» WHAT IS ASKED:
The data must be written out once more, precisely as given.

» PROVIDED ENTRIES:
○ ○ ○
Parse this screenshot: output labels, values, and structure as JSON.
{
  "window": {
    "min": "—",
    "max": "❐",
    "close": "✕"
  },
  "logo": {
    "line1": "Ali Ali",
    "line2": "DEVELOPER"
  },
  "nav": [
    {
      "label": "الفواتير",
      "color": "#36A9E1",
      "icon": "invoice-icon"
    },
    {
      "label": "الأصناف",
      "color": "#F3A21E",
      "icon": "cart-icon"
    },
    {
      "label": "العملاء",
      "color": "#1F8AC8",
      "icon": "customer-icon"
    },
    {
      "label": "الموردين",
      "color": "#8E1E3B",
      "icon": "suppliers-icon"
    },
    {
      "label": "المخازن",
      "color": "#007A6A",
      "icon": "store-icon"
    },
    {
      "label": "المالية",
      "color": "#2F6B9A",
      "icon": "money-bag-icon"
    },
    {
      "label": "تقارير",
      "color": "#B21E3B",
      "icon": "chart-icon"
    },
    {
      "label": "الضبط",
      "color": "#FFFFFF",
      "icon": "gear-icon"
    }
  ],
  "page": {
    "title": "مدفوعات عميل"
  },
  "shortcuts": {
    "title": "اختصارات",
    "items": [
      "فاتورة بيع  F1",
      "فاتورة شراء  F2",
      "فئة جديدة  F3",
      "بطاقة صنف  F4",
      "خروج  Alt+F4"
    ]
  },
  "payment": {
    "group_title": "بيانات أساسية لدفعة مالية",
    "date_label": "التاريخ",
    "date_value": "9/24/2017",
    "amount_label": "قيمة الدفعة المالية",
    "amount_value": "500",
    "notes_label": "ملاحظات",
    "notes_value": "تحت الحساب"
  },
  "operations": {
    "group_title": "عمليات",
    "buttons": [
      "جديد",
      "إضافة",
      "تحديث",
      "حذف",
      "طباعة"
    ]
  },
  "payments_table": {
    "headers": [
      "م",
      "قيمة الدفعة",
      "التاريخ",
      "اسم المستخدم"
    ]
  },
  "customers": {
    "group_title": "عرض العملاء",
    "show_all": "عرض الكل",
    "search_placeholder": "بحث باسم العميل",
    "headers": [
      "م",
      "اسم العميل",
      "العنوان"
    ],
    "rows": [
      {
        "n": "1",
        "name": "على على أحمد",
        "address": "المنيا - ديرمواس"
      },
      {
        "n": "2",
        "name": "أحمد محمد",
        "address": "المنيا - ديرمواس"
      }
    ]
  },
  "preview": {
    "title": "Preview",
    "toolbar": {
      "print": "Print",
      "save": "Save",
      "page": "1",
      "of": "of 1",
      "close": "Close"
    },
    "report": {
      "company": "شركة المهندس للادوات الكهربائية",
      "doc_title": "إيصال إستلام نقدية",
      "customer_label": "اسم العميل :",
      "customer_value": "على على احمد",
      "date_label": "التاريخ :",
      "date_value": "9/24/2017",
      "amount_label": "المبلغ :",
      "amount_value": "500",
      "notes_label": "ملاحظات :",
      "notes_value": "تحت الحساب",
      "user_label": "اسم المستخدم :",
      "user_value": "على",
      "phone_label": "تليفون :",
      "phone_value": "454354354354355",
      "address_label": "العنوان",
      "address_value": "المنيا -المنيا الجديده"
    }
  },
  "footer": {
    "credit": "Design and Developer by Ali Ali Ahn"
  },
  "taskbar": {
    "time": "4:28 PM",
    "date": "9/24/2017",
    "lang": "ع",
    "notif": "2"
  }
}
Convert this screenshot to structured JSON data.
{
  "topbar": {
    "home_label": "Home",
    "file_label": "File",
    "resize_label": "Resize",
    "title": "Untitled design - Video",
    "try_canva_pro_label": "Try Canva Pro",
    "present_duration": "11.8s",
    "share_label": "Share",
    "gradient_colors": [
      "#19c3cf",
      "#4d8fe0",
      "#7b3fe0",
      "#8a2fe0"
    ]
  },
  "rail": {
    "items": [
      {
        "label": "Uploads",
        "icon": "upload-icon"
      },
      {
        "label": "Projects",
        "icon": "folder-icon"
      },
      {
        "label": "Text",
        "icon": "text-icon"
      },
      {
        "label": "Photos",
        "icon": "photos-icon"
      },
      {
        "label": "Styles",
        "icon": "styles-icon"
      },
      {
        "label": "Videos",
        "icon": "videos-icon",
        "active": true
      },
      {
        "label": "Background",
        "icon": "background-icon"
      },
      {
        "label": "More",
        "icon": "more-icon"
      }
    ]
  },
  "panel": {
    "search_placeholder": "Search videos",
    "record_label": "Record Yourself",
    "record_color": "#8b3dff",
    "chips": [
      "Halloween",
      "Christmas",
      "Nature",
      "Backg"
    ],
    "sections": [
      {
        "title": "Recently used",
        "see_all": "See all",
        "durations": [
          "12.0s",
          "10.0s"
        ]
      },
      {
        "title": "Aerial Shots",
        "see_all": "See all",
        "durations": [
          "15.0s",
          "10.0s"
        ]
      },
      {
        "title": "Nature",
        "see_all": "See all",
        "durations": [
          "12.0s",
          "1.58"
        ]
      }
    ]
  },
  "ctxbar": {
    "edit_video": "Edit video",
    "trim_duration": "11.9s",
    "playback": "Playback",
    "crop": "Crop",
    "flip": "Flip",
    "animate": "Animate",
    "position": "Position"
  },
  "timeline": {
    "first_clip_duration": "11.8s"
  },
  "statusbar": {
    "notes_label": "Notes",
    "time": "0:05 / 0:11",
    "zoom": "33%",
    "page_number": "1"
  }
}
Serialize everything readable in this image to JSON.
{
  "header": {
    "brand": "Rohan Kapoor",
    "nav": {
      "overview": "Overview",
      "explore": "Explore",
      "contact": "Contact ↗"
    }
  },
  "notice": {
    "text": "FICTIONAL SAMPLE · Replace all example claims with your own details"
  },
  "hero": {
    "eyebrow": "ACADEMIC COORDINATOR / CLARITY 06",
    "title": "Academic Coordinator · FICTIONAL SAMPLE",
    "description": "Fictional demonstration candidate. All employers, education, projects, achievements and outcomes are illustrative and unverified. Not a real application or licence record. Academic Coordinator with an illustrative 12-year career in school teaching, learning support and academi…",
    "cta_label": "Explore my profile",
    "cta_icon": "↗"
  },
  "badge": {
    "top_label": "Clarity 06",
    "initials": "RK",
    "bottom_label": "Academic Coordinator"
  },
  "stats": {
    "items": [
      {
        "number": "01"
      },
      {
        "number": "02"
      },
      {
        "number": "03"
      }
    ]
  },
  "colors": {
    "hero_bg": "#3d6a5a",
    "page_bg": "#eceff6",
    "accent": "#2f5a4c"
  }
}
○ ○ ○
» FINAL ANSWER:
Parse this screenshot: output labels, values, and structure as JSON.
{
  "window": {
    "min": "—",
    "max": "❐",
    "close": "✕"
  },
  "logo": {
    "line1": "Ali Ali",
    "line2": "DEVELOPER"
  },
  "nav": [
    {
      "label": "الفواتير",
      "color": "#36A9E1",
      "icon": "invoice-icon"
    },
    {
      "label": "الأصناف",
      "color": "#F3A21E",
      "icon": "cart-icon"
    },
    {
      "label": "العملاء",
      "color": "#1F8AC8",
      "icon": "customer-icon"
    },
    {
      "label": "الموردين",
      "color": "#8E1E3B",
      "icon": "suppliers-icon"
    },
    {
      "label": "المخازن",
      "color": "#007A6A",
      "icon": "store-icon"
    },
    {
      "label": "المالية",
      "color": "#2F6B9A",
      "icon": "money-bag-icon"
    },
    {
      "label": "تقارير",
      "color": "#B21E3B",
      "icon": "chart-icon"
    },
    {
      "label": "الضبط",
      "color": "#FFFFFF",
      "icon": "gear-icon"
    }
  ],
  "page": {
    "title": "مدفوعات عميل"
  },
  "shortcuts": {
    "title": "اختصارات",
    "items": [
      "فاتورة بيع  F1",
      "فاتورة شراء  F2",
      "فئة جديدة  F3",
      "بطاقة صنف  F4",
      "خروج  Alt+F4"
    ]
  },
  "payment": {
    "group_title": "بيانات أساسية لدفعة مالية",
    "date_label": "التاريخ",
    "date_value": "9/24/2017",
    "amount_label": "قيمة الدفعة المالية",
    "amount_value": "500",
    "notes_label": "ملاحظات",
    "notes_value": "تحت الحساب"
  },
  "operations": {
    "group_title": "عمليات",
    "buttons": [
      "جديد",
      "إضافة",
      "تحديث",
      "حذف",
      "طباعة"
    ]
  },
  "payments_table": {
    "headers": [
      "م",
      "قيمة الدفعة",
      "التاريخ",
      "اسم المستخدم"
    ]
  },
  "customers": {
    "group_title": "عرض العملاء",
    "show_all": "عرض الكل",
    "search_placeholder": "بحث باسم العميل",
    "headers": [
      "م",
      "اسم العميل",
      "العنوان"
    ],
    "rows": [
      {
        "n": "1",
        "name": "على على أحمد",
        "address": "المنيا - ديرمواس"
      },
      {
        "n": "2",
        "name": "أحمد محمد",
        "address": "المنيا - ديرمواس"
      }
    ]
  },
  "preview": {
    "title": "Preview",
    "toolbar": {
      "print": "Print",
      "save": "Save",
      "page": "1",
      "of": "of 1",
      "close": "Close"
    },
    "report": {
      "company": "شركة المهندس للادوات الكهربائية",
      "doc_title": "إيصال إستلام نقدية",
      "customer_label": "اسم العميل :",
      "customer_value": "على على احمد",
      "date_label": "التاريخ :",
      "date_value": "9/24/2017",
      "amount_label": "المبلغ :",
      "amount_value": "500",
      "notes_label": "ملاحظات :",
      "notes_value": "تحت الحساب",
      "user_label": "اسم المستخدم :",
      "user_value": "على",
      "phone_label": "تليفون :",
      "phone_value": "454354354354355",
      "address_label": "العنوان",
      "address_value": "المنيا -المنيا الجديده"
    }
  },
  "footer": {
    "credit": "Design and Developer by Ali Ali Ahn"
  },
  "taskbar": {
    "time": "4:28 PM",
    "date": "9/24/2017",
    "lang": "ع",
    "notif": "2"
  }
}
Convert this screenshot to structured JSON data.
{
  "topbar": {
    "home_label": "Home",
    "file_label": "File",
    "resize_label": "Resize",
    "title": "Untitled design - Video",
    "try_canva_pro_label": "Try Canva Pro",
    "present_duration": "11.8s",
    "share_label": "Share",
    "gradient_colors": [
      "#19c3cf",
      "#4d8fe0",
      "#7b3fe0",
      "#8a2fe0"
    ]
  },
  "rail": {
    "items": [
      {
        "label": "Uploads",
        "icon": "upload-icon"
      },
      {
        "label": "Projects",
        "icon": "folder-icon"
      },
      {
        "label": "Text",
        "icon": "text-icon"
      },
      {
        "label": "Photos",
        "icon": "photos-icon"
      },
      {
        "label": "Styles",
        "icon": "styles-icon"
      },
      {
        "label": "Videos",
        "icon": "videos-icon",
        "active": true
      },
      {
        "label": "Background",
        "icon": "background-icon"
      },
      {
        "label": "More",
        "icon": "more-icon"
      }
    ]
  },
  "panel": {
    "search_placeholder": "Search videos",
    "record_label": "Record Yourself",
    "record_color": "#8b3dff",
    "chips": [
      "Halloween",
      "Christmas",
      "Nature",
      "Backg"
    ],
    "sections": [
      {
        "title": "Recently used",
        "see_all": "See all",
        "durations": [
          "12.0s",
          "10.0s"
        ]
      },
      {
        "title": "Aerial Shots",
        "see_all": "See all",
        "durations": [
          "15.0s",
          "10.0s"
        ]
      },
      {
        "title": "Nature",
        "see_all": "See all",
        "durations": [
          "12.0s",
          "1.58"
        ]
      }
    ]
  },
  "ctxbar": {
    "edit_video": "Edit video",
    "trim_duration": "11.9s",
    "playback": "Playback",
    "crop": "Crop",
    "flip": "Flip",
    "animate": "Animate",
    "position": "Position"
  },
  "timeline": {
    "first_clip_duration": "11.8s"
  },
  "statusbar": {
    "notes_label": "Notes",
    "time": "0:05 / 0:11",
    "zoom": "33%",
    "page_number": "1"
  }
}
Serialize everything readable in this image to JSON.
{
  "header": {
    "brand": "Rohan Kapoor",
    "nav": {
      "overview": "Overview",
      "explore": "Explore",
      "contact": "Contact ↗"
    }
  },
  "notice": {
    "text": "FICTIONAL SAMPLE · Replace all example claims with your own details"
  },
  "hero": {
    "eyebrow": "ACADEMIC COORDINATOR / CLARITY 06",
    "title": "Academic Coordinator · FICTIONAL SAMPLE",
    "description": "Fictional demonstration candidate. All employers, education, projects, achievements and outcomes are illustrative and unverified. Not a real application or licence record. Academic Coordinator with an illustrative 12-year career in school teaching, learning support and academi…",
    "cta_label": "Explore my profile",
    "cta_icon": "↗"
  },
  "badge": {
    "top_label": "Clarity 06",
    "initials": "RK",
    "bottom_label": "Academic Coordinator"
  },
  "stats": {
    "items": [
      {
        "number": "01"
      },
      {
        "number": "02"
      },
      {
        "number": "03"
      }
    ]
  },
  "colors": {
    "hero_bg": "#3d6a5a",
    "page_bg": "#eceff6",
    "accent": "#2f5a4c"
  }
}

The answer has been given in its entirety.